## Directions for this task
Reproduce the material exactly, omitting nothing.

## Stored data

══════════

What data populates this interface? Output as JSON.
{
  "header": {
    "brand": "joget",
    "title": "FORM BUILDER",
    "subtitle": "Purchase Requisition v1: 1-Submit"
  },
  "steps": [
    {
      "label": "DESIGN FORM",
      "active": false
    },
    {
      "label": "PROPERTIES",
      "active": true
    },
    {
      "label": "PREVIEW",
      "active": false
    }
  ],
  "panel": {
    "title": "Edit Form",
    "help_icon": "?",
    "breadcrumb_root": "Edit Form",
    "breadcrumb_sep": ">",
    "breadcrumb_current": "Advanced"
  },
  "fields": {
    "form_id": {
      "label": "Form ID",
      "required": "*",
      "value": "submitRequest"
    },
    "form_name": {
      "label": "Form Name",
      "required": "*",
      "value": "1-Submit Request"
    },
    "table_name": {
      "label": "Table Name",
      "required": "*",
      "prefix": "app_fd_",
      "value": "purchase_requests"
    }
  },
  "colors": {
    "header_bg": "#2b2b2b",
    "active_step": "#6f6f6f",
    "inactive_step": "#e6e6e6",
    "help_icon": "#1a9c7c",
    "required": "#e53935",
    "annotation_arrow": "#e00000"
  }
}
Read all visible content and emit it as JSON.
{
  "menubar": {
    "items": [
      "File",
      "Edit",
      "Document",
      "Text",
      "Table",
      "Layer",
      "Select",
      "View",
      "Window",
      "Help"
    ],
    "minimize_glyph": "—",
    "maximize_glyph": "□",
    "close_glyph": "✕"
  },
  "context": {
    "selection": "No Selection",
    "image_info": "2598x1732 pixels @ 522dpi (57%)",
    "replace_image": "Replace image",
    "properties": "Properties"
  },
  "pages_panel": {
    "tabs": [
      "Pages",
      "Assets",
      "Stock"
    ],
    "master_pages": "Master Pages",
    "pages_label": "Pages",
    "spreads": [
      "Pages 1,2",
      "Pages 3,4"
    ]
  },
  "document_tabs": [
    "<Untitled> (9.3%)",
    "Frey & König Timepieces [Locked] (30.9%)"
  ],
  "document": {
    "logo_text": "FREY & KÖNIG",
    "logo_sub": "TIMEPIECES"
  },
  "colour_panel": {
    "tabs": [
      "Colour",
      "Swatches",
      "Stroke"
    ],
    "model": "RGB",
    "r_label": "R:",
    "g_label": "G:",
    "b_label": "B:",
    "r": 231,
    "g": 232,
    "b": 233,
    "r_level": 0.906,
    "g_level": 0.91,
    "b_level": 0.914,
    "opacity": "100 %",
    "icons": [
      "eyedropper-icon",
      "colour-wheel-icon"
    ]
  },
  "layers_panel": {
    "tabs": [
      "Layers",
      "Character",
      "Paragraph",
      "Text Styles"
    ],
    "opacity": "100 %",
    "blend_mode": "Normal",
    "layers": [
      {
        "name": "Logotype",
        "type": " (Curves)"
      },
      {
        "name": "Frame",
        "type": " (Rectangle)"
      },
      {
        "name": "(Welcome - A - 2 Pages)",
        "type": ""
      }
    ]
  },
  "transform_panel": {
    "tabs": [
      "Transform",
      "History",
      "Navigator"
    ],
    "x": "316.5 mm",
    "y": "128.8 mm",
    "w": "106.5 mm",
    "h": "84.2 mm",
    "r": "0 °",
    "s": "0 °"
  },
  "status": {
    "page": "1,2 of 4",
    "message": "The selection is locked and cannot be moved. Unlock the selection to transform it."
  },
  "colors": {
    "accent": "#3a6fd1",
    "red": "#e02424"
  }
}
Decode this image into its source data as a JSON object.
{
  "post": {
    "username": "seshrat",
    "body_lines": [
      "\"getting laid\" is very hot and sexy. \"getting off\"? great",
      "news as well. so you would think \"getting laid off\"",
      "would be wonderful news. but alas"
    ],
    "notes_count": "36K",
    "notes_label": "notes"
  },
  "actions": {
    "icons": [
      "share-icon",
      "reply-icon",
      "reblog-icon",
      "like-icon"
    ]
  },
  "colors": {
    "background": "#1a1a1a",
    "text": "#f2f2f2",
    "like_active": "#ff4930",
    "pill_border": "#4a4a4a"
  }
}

══════════

## Solution
What data populates this interface? Output as JSON.
{
  "header": {
    "brand": "joget",
    "title": "FORM BUILDER",
    "subtitle": "Purchase Requisition v1: 1-Submit"
  },
  "steps": [
    {
      "label": "DESIGN FORM",
      "active": false
    },
    {
      "label": "PROPERTIES",
      "active": true
    },
    {
      "label": "PREVIEW",
      "active": false
    }
  ],
  "panel": {
    "title": "Edit Form",
    "help_icon": "?",
    "breadcrumb_root": "Edit Form",
    "breadcrumb_sep": ">",
    "breadcrumb_current": "Advanced"
  },
  "fields": {
    "form_id": {
      "label": "Form ID",
      "required": "*",
      "value": "submitRequest"
    },
    "form_name": {
      "label": "Form Name",
      "required": "*",
      "value": "1-Submit Request"
    },
    "table_name": {
      "label": "Table Name",
      "required": "*",
      "prefix": "app_fd_",
      "value": "purchase_requests"
    }
  },
  "colors": {
    "header_bg": "#2b2b2b",
    "active_step": "#6f6f6f",
    "inactive_step": "#e6e6e6",
    "help_icon": "#1a9c7c",
    "required": "#e53935",
    "annotation_arrow": "#e00000"
  }
}
Read all visible content and emit it as JSON.
{
  "menubar": {
    "items": [
      "File",
      "Edit",
      "Document",
      "Text",
      "Table",
      "Layer",
      "Select",
      "View",
      "Window",
      "Help"
    ],
    "minimize_glyph": "—",
    "maximize_glyph": "□",
    "close_glyph": "✕"
  },
  "context": {
    "selection": "No Selection",
    "image_info": "2598x1732 pixels @ 522dpi (57%)",
    "replace_image": "Replace image",
    "properties": "Properties"
  },
  "pages_panel": {
    "tabs": [
      "Pages",
      "Assets",
      "Stock"
    ],
    "master_pages": "Master Pages",
    "pages_label": "Pages",
    "spreads": [
      "Pages 1,2",
      "Pages 3,4"
    ]
  },
  "document_tabs": [
    "<Untitled> (9.3%)",
    "Frey & König Timepieces [Locked] (30.9%)"
  ],
  "document": {
    "logo_text": "FREY & KÖNIG",
    "logo_sub": "TIMEPIECES"
  },
  "colour_panel": {
    "tabs": [
      "Colour",
      "Swatches",
      "Stroke"
    ],
    "model": "RGB",
    "r_label": "R:",
    "g_label": "G:",
    "b_label": "B:",
    "r": 231,
    "g": 232,
    "b": 233,
    "r_level": 0.906,
    "g_level": 0.91,
    "b_level": 0.914,
    "opacity": "100 %",
    "icons": [
      "eyedropper-icon",
      "colour-wheel-icon"
    ]
  },
  "layers_panel": {
    "tabs": [
      "Layers",
      "Character",
      "Paragraph",
      "Text Styles"
    ],
    "opacity": "100 %",
    "blend_mode": "Normal",
    "layers": [
      {
        "name": "Logotype",
        "type": " (Curves)"
      },
      {
        "name": "Frame",
        "type": " (Rectangle)"
      },
      {
        "name": "(Welcome - A - 2 Pages)",
        "type": ""
      }
    ]
  },
  "transform_panel": {
    "tabs": [
      "Transform",
      "History",
      "Navigator"
    ],
    "x": "316.5 mm",
    "y": "128.8 mm",
    "w": "106.5 mm",
    "h": "84.2 mm",
    "r": "0 °",
    "s": "0 °"
  },
  "status": {
    "page": "1,2 of 4",
    "message": "The selection is locked and cannot be moved. Unlock the selection to transform it."
  },
  "colors": {
    "accent": "#3a6fd1",
    "red": "#e02424"
  }
}
Decode this image into its source data as a JSON object.
{
  "post": {
    "username": "seshrat",
    "body_lines": [
      "\"getting laid\" is very hot and sexy. \"getting off\"? great",
      "news as well. so you would think \"getting laid off\"",
      "would be wonderful news. but alas"
    ],
    "notes_count": "36K",
    "notes_label": "notes"
  },
  "actions": {
    "icons": [
      "share-icon",
      "reply-icon",
      "reblog-icon",
      "like-icon"
    ]
  },
  "colors": {
    "background": "#1a1a1a",
    "text": "#f2f2f2",
    "like_active": "#ff4930",
    "pill_border": "#4a4a4a"
  }
}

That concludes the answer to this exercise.